▶ Instructions to follow:
Set down, in full, every record in the block.

··· Material for this exercise

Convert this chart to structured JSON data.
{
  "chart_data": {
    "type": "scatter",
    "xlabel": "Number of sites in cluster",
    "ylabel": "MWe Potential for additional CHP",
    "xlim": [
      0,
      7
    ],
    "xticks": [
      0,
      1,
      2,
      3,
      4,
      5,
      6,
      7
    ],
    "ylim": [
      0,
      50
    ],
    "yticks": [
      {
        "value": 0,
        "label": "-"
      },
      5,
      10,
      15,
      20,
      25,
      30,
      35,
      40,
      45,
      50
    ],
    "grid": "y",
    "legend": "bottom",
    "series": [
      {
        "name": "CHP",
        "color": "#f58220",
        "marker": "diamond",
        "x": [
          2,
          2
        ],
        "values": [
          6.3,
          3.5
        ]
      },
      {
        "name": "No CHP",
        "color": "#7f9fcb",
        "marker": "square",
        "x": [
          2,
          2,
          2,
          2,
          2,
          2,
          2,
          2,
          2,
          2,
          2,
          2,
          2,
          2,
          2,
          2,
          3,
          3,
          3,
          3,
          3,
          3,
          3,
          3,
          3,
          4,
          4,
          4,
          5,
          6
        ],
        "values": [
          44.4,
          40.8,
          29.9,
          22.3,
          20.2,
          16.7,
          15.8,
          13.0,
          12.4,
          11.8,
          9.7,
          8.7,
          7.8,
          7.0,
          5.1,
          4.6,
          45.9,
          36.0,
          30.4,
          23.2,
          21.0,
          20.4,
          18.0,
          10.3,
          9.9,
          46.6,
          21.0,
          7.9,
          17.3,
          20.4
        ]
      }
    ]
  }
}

······

▶ Expected answer:
Convert this chart to structured JSON data.
{
  "chart_data": {
    "type": "scatter",
    "xlabel": "Number of sites in cluster",
    "ylabel": "MWe Potential for additional CHP",
    "xlim": [
      0,
      7
    ],
    "xticks": [
      0,
      1,
      2,
      3,
      4,
      5,
      6,
      7
    ],
    "ylim": [
      0,
      50
    ],
    "yticks": [
      {
        "value": 0,
        "label": "-"
      },
      5,
      10,
      15,
      20,
      25,
      30,
      35,
      40,
      45,
      50
    ],
    "grid": "y",
    "legend": "bottom",
    "series": [
      {
        "name": "CHP",
        "color": "#f58220",
        "marker": "diamond",
        "x": [
          2,
          2
        ],
        "values": [
          6.3,
          3.5
        ]
      },
      {
        "name": "No CHP",
        "color": "#7f9fcb",
        "marker": "square",
        "x": [
          2,
          2,
          2,
          2,
          2,
          2,
          2,
          2,
          2,
          2,
          2,
          2,
          2,
          2,
          2,
          2,
          3,
          3,
          3,
          3,
          3,
          3,
          3,
          3,
          3,
          4,
          4,
          4,
          5,
          6
        ],
        "values": [
          44.4,
          40.8,
          29.9,
          22.3,
          20.2,
          16.7,
          15.8,
          13.0,
          12.4,
          11.8,
          9.7,
          8.7,
          7.8,
          7.0,
          5.1,
          4.6,
          45.9,
          36.0,
          30.4,
          23.2,
          21.0,
          20.4,
          18.0,
          10.3,
          9.9,
          46.6,
          21.0,
          7.9,
          17.3,
          20.4
        ]
      }
    ]
  }
}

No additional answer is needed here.